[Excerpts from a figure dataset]
[start]
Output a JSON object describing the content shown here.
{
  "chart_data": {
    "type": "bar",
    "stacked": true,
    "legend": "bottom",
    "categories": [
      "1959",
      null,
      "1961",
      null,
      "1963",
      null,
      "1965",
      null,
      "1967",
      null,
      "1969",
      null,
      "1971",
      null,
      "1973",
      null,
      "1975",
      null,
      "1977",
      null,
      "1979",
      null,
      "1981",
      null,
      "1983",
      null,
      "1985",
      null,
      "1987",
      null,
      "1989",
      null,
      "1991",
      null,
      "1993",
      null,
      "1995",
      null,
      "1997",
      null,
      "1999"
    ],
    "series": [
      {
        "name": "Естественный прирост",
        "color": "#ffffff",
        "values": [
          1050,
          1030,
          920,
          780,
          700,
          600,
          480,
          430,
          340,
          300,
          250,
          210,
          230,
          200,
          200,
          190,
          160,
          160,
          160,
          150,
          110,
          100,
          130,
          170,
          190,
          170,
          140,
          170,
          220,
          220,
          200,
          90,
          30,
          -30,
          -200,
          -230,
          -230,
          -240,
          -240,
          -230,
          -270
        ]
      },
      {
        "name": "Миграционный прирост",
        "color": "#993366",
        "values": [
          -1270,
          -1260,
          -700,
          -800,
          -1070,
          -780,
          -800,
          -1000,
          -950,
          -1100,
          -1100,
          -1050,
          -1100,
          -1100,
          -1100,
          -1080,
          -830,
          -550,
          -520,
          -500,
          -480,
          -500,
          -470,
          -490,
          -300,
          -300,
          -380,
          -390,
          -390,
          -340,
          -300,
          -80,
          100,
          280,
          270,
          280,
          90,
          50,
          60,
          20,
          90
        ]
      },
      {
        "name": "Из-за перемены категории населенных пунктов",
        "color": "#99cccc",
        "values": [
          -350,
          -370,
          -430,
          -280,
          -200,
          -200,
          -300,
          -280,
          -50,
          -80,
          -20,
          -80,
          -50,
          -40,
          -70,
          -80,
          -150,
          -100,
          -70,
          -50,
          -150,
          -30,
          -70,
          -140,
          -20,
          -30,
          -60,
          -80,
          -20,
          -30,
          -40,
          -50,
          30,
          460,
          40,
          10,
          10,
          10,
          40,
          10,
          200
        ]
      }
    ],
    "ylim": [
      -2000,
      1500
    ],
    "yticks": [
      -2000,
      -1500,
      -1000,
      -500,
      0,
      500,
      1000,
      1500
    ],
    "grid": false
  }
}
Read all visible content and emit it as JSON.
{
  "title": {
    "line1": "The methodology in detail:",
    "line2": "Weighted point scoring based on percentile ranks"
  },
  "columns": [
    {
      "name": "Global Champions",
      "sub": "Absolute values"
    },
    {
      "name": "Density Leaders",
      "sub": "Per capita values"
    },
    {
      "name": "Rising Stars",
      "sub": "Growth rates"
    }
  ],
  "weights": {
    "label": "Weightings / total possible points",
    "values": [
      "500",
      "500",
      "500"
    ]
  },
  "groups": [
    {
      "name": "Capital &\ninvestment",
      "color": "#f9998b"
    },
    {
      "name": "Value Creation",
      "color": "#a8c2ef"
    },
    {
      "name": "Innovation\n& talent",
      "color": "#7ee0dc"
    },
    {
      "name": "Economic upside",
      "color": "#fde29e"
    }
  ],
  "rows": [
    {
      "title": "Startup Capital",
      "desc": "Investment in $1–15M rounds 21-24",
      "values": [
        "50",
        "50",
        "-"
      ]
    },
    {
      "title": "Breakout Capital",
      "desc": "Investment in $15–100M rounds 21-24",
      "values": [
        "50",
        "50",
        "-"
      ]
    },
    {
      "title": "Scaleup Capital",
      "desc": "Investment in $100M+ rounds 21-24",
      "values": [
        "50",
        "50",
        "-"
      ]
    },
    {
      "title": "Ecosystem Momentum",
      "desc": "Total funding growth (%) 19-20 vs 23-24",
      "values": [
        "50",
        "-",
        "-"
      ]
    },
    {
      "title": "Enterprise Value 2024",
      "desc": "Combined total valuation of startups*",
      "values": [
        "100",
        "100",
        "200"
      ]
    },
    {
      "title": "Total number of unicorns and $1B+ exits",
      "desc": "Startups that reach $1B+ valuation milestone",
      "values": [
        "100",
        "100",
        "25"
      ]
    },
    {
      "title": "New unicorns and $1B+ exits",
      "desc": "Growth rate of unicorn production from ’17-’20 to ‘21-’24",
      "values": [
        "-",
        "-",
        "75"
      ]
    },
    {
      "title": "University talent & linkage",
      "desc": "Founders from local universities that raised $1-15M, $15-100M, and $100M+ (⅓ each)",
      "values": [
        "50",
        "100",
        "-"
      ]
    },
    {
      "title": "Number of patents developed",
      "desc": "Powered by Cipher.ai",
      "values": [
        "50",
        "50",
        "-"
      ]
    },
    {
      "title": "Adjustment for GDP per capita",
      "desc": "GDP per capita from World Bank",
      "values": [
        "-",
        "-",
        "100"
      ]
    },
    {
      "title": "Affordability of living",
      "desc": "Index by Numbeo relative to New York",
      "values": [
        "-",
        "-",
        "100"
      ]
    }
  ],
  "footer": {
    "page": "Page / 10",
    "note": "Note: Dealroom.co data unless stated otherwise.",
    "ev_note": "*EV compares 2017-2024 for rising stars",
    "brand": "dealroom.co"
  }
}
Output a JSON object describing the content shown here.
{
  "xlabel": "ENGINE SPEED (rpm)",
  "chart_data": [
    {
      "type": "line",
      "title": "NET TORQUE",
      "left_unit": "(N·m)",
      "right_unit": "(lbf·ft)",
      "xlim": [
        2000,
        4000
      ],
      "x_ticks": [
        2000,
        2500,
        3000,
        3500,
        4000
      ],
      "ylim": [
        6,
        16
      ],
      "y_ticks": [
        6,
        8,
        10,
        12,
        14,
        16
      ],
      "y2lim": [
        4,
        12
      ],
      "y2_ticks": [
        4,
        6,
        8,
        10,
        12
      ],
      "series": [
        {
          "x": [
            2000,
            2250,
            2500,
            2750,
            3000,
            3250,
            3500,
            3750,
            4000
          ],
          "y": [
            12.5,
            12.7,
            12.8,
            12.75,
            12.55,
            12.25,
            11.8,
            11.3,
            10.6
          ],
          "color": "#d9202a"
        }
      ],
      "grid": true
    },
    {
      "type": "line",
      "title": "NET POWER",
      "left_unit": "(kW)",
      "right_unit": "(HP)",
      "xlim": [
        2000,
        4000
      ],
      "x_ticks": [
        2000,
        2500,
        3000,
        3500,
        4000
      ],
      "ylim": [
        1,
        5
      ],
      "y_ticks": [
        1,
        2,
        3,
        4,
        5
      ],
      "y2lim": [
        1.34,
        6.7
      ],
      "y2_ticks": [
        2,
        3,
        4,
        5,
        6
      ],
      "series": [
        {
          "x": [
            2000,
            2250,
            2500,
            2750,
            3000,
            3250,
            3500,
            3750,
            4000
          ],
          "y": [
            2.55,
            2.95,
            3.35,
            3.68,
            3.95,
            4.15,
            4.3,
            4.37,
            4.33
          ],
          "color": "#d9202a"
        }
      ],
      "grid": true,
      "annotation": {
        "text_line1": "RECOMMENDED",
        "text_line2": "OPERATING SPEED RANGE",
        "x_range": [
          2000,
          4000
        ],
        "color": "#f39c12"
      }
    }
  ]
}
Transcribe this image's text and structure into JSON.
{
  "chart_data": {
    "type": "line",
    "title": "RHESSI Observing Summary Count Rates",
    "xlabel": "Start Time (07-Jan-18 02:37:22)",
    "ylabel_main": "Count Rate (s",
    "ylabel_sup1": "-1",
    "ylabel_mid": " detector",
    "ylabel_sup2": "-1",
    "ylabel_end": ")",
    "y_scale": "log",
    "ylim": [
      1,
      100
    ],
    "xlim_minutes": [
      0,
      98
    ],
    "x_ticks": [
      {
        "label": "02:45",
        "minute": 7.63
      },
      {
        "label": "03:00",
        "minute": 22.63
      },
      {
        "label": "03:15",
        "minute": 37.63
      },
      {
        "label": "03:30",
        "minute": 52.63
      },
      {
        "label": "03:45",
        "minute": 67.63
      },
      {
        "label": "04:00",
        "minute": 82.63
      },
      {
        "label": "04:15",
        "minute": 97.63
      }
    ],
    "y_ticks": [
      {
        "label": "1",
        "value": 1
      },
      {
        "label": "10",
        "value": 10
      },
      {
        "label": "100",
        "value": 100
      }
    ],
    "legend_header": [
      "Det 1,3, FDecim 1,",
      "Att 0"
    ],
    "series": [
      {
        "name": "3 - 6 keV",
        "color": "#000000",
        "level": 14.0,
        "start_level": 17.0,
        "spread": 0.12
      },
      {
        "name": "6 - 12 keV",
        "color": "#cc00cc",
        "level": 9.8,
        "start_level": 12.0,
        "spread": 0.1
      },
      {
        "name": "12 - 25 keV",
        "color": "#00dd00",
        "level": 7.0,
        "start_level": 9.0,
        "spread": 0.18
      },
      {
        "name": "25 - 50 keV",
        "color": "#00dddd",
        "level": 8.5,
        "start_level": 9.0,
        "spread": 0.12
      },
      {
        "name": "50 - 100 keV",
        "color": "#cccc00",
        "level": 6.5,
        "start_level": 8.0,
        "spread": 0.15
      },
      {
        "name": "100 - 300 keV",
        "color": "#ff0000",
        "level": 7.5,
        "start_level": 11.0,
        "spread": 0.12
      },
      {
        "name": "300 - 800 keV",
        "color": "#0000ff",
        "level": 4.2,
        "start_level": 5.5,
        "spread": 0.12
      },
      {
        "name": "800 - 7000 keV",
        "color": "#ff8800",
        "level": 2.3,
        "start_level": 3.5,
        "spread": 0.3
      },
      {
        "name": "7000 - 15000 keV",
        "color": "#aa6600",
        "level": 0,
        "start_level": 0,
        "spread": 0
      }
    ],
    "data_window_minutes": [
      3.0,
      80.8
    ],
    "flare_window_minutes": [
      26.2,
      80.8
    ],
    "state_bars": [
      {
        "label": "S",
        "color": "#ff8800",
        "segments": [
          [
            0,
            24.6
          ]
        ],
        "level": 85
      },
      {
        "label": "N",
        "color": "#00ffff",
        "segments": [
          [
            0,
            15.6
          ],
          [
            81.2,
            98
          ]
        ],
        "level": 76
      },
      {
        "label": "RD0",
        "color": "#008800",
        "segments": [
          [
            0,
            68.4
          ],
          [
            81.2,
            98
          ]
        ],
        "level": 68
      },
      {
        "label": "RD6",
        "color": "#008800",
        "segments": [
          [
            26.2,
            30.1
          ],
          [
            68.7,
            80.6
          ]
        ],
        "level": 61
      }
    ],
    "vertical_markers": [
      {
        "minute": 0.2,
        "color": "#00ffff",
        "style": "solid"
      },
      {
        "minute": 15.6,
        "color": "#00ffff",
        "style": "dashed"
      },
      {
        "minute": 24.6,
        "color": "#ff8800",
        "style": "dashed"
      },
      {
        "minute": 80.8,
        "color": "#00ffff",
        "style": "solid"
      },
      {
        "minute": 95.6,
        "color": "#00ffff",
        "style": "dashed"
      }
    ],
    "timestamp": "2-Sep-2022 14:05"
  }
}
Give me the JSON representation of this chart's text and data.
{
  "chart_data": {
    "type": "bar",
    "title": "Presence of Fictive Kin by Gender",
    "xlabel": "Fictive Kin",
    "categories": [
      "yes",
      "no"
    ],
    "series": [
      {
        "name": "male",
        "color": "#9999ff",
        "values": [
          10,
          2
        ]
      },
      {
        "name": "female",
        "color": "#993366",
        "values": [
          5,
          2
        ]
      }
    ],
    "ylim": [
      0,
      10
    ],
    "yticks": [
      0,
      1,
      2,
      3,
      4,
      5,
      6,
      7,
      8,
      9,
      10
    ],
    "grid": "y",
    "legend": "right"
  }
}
[end]
*AIM*.
Where a line of the entries contains the word "grid", copy that line.

*EXERCISE OUTPUT*.
    "grid": false
      "grid": true
      "grid": true,
    "grid": "y",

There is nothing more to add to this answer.